→ Task statement: The entries must be set down again word for word; no pictures belong in the copy.

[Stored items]
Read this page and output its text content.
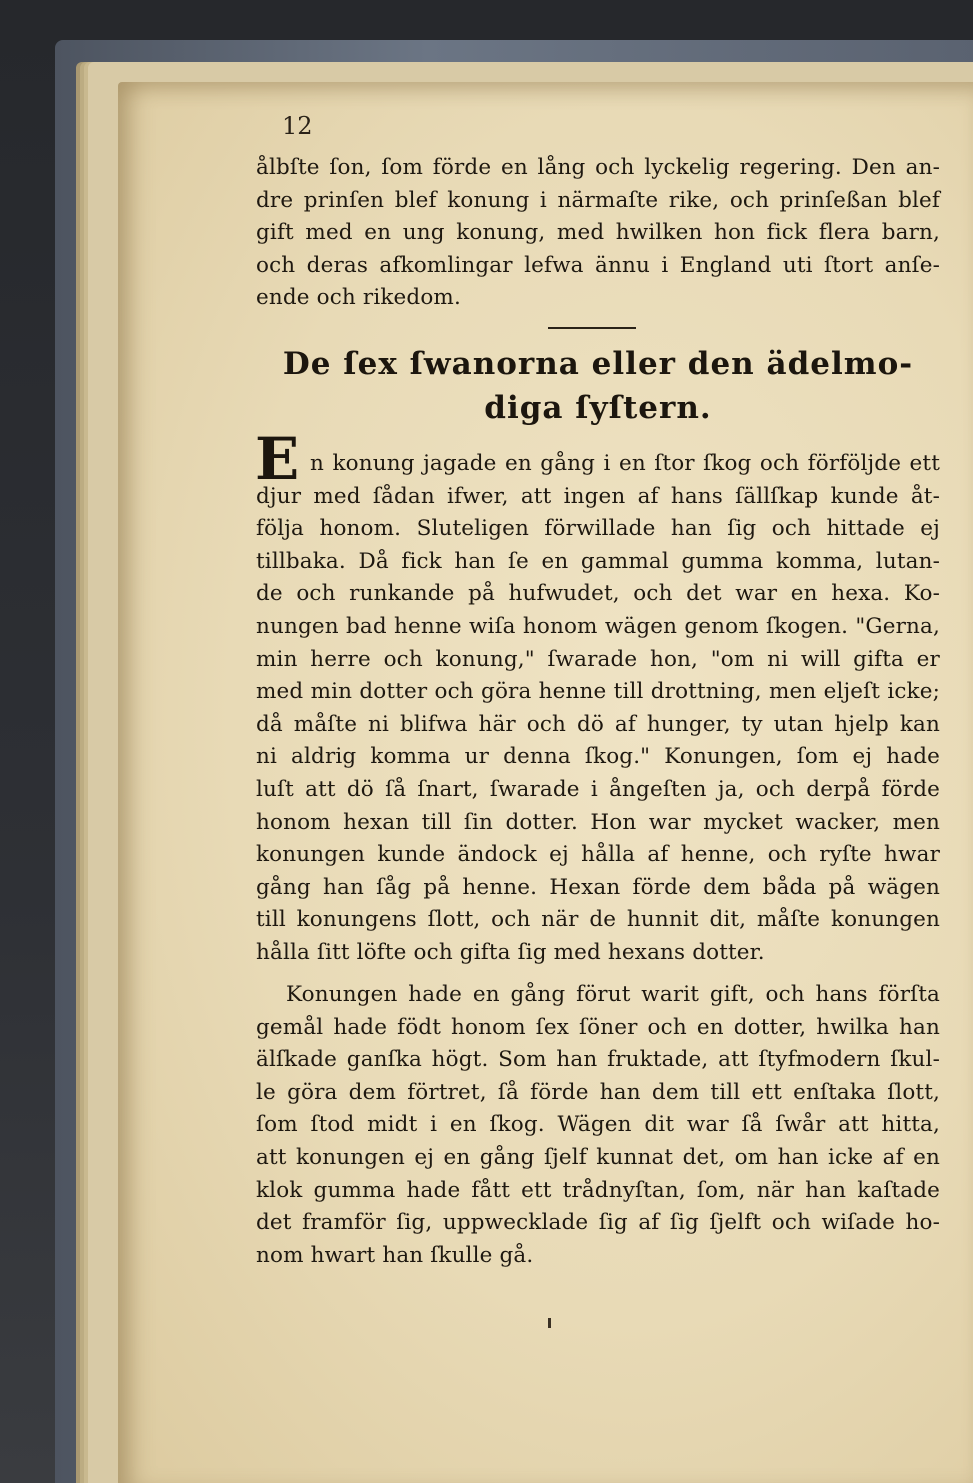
12
ålbſte ſon, ſom förde en lång och lyckelig regering. Den an-
dre prinſen blef konung i närmaſte rike, och prinſeßan blef
gift med en ung konung, med hwilken hon fick flera barn,
och deras afkomlingar lefwa ännu i England uti ſtort anſe-
ende och rikedom.
De ſex ſwanorna eller den ädelmo-
diga ſyſtern.
E n konung jagade en gång i en ſtor ſkog och förföljde ett
djur med ſådan ifwer, att ingen af hans ſällſkap kunde åt-
följa honom. Slutеligen förwillade han ſig och hittade ej
tillbaka. Då fick han ſe en gammal gumma komma, lutan-
de och runkande på hufwudet, och det war en hexa. Ko-
nungen bad henne wiſa honom wägen genom ſkogen. "Gerna,
min herre och konung," ſwarade hon, "om ni will gifta er
med min dotter och göra henne till drottning, men eljeſt icke;
då måſte ni blifwa här och dö af hunger, ty utan hjelp kan
ni aldrig komma ur denna ſkog." Konungen, ſom ej hade
luſt att dö ſå ſnart, ſwarade i ångeſten ja, och derpå förde
honom hexan till ſin dotter. Hon war mycket wacker, men
konungen kunde ändock ej hålla af henne, och ryſte hwar
gång han ſåg på henne. Hexan förde dem båda på wägen
till konungens ſlott, och när de hunnit dit, måſte konungen
hålla ſitt löfte och gifta ſig med hexans dotter.
Konungen hade en gång förut warit gift, och hans förſta
gemål hade födt honom ſex ſöner och en dotter, hwilka han
älſkade ganſka högt. Som han fruktade, att ſtyfmodern ſkul-
le göra dem förtret, ſå förde han dem till ett enſtaka ſlott,
ſom ſtod midt i en ſkog. Wägen dit war ſå ſwår att hitta,
att konungen ej en gång ſjelf kunnat det, om han icke af en
klok gumma hade fått ett trådnyſtan, ſom, när han kaſtade
det framför ſig, uppwecklade ſig af ſig ſjelft och wiſade ho-
nom hwart han ſkulle gå.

→ Reply to the task:
Read this page and output its text content.
12
ålbſte ſon, ſom förde en lång och lyckelig regering. Den an-
dre prinſen blef konung i närmaſte rike, och prinſeßan blef
gift med en ung konung, med hwilken hon fick flera barn,
och deras afkomlingar lefwa ännu i England uti ſtort anſe-
ende och rikedom.
De ſex ſwanorna eller den ädelmo-
diga ſyſtern.
E n konung jagade en gång i en ſtor ſkog och förföljde ett
djur med ſådan ifwer, att ingen af hans ſällſkap kunde åt-
följa honom. Slutеligen förwillade han ſig och hittade ej
tillbaka. Då fick han ſe en gammal gumma komma, lutan-
de och runkande på hufwudet, och det war en hexa. Ko-
nungen bad henne wiſa honom wägen genom ſkogen. "Gerna,
min herre och konung," ſwarade hon, "om ni will gifta er
med min dotter och göra henne till drottning, men eljeſt icke;
då måſte ni blifwa här och dö af hunger, ty utan hjelp kan
ni aldrig komma ur denna ſkog." Konungen, ſom ej hade
luſt att dö ſå ſnart, ſwarade i ångeſten ja, och derpå förde
honom hexan till ſin dotter. Hon war mycket wacker, men
konungen kunde ändock ej hålla af henne, och ryſte hwar
gång han ſåg på henne. Hexan förde dem båda på wägen
till konungens ſlott, och när de hunnit dit, måſte konungen
hålla ſitt löfte och gifta ſig med hexans dotter.
Konungen hade en gång förut warit gift, och hans förſta
gemål hade födt honom ſex ſöner och en dotter, hwilka han
älſkade ganſka högt. Som han fruktade, att ſtyfmodern ſkul-
le göra dem förtret, ſå förde han dem till ett enſtaka ſlott,
ſom ſtod midt i en ſkog. Wägen dit war ſå ſwår att hitta,
att konungen ej en gång ſjelf kunnat det, om han icke af en
klok gumma hade fått ett trådnyſtan, ſom, när han kaſtade
det framför ſig, uppwecklade ſig af ſig ſjelft och wiſade ho-
nom hwart han ſkulle gå.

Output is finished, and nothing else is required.